TASK DESCRIPTION
Could you repeat every line of the following records back word for word, with no changes?

[Annotated element entries]
## Start
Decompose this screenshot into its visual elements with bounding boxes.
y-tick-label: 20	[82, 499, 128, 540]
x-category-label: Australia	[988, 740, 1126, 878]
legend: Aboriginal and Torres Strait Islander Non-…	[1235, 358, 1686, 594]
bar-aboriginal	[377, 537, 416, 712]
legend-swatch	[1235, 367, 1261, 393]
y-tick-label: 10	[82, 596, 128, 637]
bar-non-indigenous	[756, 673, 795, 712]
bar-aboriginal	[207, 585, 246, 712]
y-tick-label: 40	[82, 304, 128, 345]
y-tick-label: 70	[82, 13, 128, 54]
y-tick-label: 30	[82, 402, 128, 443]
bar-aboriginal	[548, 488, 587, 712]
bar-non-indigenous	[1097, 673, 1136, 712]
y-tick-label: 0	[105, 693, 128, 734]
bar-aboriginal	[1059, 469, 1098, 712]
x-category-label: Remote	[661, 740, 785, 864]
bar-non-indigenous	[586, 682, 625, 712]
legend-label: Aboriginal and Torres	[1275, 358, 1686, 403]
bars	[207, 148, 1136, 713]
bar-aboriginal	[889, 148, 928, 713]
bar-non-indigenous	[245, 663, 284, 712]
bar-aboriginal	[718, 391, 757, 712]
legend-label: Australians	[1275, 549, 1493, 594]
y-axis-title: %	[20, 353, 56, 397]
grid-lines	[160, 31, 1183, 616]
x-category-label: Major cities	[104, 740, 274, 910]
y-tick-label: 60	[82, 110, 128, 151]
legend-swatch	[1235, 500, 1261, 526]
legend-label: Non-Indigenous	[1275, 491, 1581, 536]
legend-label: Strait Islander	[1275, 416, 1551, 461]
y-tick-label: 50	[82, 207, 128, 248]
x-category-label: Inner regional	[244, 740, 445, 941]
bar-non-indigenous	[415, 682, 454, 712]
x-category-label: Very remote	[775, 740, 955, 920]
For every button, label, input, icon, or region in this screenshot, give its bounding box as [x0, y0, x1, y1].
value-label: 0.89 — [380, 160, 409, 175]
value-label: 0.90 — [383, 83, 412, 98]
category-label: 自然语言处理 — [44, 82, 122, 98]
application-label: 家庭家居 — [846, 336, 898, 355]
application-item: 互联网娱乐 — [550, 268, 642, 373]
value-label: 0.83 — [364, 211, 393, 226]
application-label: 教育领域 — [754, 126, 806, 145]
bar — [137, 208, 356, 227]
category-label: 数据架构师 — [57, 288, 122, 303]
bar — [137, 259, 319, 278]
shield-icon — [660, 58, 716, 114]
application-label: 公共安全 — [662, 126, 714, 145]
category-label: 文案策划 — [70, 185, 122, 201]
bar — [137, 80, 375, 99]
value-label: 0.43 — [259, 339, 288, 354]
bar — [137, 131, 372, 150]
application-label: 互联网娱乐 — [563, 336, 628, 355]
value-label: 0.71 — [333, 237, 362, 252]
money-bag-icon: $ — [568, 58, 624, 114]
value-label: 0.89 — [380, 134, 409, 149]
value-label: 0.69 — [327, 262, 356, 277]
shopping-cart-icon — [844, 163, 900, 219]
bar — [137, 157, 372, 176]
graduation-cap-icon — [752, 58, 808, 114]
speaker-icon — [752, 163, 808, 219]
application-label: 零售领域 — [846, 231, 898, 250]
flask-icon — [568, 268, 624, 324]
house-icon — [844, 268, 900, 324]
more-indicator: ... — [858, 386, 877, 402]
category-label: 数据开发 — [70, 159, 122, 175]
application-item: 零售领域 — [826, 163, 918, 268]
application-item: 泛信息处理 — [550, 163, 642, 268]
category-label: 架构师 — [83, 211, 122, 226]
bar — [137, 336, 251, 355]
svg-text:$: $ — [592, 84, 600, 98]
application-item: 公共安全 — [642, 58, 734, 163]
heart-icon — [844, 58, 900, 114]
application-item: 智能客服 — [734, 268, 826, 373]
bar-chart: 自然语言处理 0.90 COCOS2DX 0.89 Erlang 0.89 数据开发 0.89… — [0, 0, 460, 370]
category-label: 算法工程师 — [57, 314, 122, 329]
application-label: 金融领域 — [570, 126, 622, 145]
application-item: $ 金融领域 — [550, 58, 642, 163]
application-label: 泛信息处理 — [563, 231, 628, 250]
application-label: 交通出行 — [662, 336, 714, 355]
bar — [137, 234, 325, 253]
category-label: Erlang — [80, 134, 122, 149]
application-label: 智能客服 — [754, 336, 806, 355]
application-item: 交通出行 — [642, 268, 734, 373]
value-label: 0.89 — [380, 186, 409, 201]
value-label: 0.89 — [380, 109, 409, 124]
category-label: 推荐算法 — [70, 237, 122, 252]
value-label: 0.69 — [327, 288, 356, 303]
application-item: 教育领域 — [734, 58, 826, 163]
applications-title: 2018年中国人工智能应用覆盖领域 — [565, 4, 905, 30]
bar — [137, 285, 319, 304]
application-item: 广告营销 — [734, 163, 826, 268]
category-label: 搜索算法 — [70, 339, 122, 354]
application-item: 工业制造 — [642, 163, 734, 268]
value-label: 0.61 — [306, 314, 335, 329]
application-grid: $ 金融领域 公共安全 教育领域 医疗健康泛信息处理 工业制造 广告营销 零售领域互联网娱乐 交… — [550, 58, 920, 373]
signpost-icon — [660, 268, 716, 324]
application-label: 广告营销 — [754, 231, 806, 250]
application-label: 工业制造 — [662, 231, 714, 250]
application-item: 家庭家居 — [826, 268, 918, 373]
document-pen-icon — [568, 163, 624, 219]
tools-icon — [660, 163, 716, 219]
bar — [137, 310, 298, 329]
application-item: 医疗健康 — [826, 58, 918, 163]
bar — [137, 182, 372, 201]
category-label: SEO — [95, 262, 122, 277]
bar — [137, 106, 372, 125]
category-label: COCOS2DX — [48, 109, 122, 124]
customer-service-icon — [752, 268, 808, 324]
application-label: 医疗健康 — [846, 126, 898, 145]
## End
IN RESPONSE
Decompose this screenshot into its visual elements with bounding boxes.
y-tick-label: 20	[82, 499, 128, 540]
x-category-label: Australia	[988, 740, 1126, 878]
legend: Aboriginal and Torres Strait Islander Non-…	[1235, 358, 1686, 594]
bar-aboriginal	[377, 537, 416, 712]
legend-swatch	[1235, 367, 1261, 393]
y-tick-label: 10	[82, 596, 128, 637]
bar-non-indigenous	[756, 673, 795, 712]
bar-aboriginal	[207, 585, 246, 712]
y-tick-label: 40	[82, 304, 128, 345]
y-tick-label: 70	[82, 13, 128, 54]
y-tick-label: 30	[82, 402, 128, 443]
bar-aboriginal	[548, 488, 587, 712]
bar-non-indigenous	[1097, 673, 1136, 712]
y-tick-label: 0	[105, 693, 128, 734]
bar-aboriginal	[1059, 469, 1098, 712]
x-category-label: Remote	[661, 740, 785, 864]
bar-non-indigenous	[586, 682, 625, 712]
legend-label: Aboriginal and Torres	[1275, 358, 1686, 403]
bars	[207, 148, 1136, 713]
bar-aboriginal	[889, 148, 928, 713]
bar-non-indigenous	[245, 663, 284, 712]
bar-aboriginal	[718, 391, 757, 712]
legend-label: Australians	[1275, 549, 1493, 594]
y-axis-title: %	[20, 353, 56, 397]
grid-lines	[160, 31, 1183, 616]
x-category-label: Major cities	[104, 740, 274, 910]
y-tick-label: 60	[82, 110, 128, 151]
legend-swatch	[1235, 500, 1261, 526]
legend-label: Non-Indigenous	[1275, 491, 1581, 536]
legend-label: Strait Islander	[1275, 416, 1551, 461]
y-tick-label: 50	[82, 207, 128, 248]
x-category-label: Inner regional	[244, 740, 445, 941]
bar-non-indigenous	[415, 682, 454, 712]
x-category-label: Very remote	[775, 740, 955, 920]
For every button, label, input, icon, or region in this screenshot, give its bounding box as [x0, y0, x1, y1].
value-label: 0.89 — [380, 160, 409, 175]
value-label: 0.90 — [383, 83, 412, 98]
category-label: 自然语言处理 — [44, 82, 122, 98]
application-label: 家庭家居 — [846, 336, 898, 355]
application-item: 互联网娱乐 — [550, 268, 642, 373]
value-label: 0.83 — [364, 211, 393, 226]
application-label: 教育领域 — [754, 126, 806, 145]
bar — [137, 208, 356, 227]
category-label: 数据架构师 — [57, 288, 122, 303]
bar — [137, 259, 319, 278]
shield-icon — [660, 58, 716, 114]
application-label: 公共安全 — [662, 126, 714, 145]
category-label: 文案策划 — [70, 185, 122, 201]
bar — [137, 80, 375, 99]
value-label: 0.43 — [259, 339, 288, 354]
bar — [137, 131, 372, 150]
application-label: 互联网娱乐 — [563, 336, 628, 355]
value-label: 0.71 — [333, 237, 362, 252]
money-bag-icon: $ — [568, 58, 624, 114]
value-label: 0.89 — [380, 134, 409, 149]
value-label: 0.69 — [327, 262, 356, 277]
shopping-cart-icon — [844, 163, 900, 219]
bar — [137, 157, 372, 176]
graduation-cap-icon — [752, 58, 808, 114]
speaker-icon — [752, 163, 808, 219]
application-label: 零售领域 — [846, 231, 898, 250]
flask-icon — [568, 268, 624, 324]
house-icon — [844, 268, 900, 324]
more-indicator: ... — [858, 386, 877, 402]
category-label: 数据开发 — [70, 159, 122, 175]
application-item: 零售领域 — [826, 163, 918, 268]
application-item: 泛信息处理 — [550, 163, 642, 268]
category-label: 架构师 — [83, 211, 122, 226]
bar — [137, 336, 251, 355]
svg-text:$: $ — [592, 84, 600, 98]
application-item: 公共安全 — [642, 58, 734, 163]
heart-icon — [844, 58, 900, 114]
application-item: 智能客服 — [734, 268, 826, 373]
bar-chart: 自然语言处理 0.90 COCOS2DX 0.89 Erlang 0.89 数据开发 0.89… — [0, 0, 460, 370]
category-label: 算法工程师 — [57, 314, 122, 329]
application-label: 金融领域 — [570, 126, 622, 145]
application-item: $ 金融领域 — [550, 58, 642, 163]
application-label: 泛信息处理 — [563, 231, 628, 250]
application-label: 交通出行 — [662, 336, 714, 355]
bar — [137, 234, 325, 253]
category-label: Erlang — [80, 134, 122, 149]
application-label: 智能客服 — [754, 336, 806, 355]
application-item: 交通出行 — [642, 268, 734, 373]
value-label: 0.89 — [380, 186, 409, 201]
value-label: 0.89 — [380, 109, 409, 124]
category-label: 推荐算法 — [70, 237, 122, 252]
value-label: 0.69 — [327, 288, 356, 303]
application-item: 教育领域 — [734, 58, 826, 163]
applications-title: 2018年中国人工智能应用覆盖领域 — [565, 4, 905, 30]
bar — [137, 285, 319, 304]
application-item: 广告营销 — [734, 163, 826, 268]
category-label: 搜索算法 — [70, 339, 122, 354]
application-item: 工业制造 — [642, 163, 734, 268]
value-label: 0.61 — [306, 314, 335, 329]
application-grid: $ 金融领域 公共安全 教育领域 医疗健康泛信息处理 工业制造 广告营销 零售领域互联网娱乐 交… — [550, 58, 920, 373]
signpost-icon — [660, 268, 716, 324]
application-label: 广告营销 — [754, 231, 806, 250]
application-label: 工业制造 — [662, 231, 714, 250]
application-item: 家庭家居 — [826, 268, 918, 373]
document-pen-icon — [568, 163, 624, 219]
tools-icon — [660, 163, 716, 219]
bar — [137, 310, 298, 329]
application-item: 医疗健康 — [826, 58, 918, 163]
bar — [137, 182, 372, 201]
category-label: SEO — [95, 262, 122, 277]
bar — [137, 106, 372, 125]
category-label: COCOS2DX — [48, 109, 122, 124]
customer-service-icon — [752, 268, 808, 324]
application-label: 医疗健康 — [846, 126, 898, 145]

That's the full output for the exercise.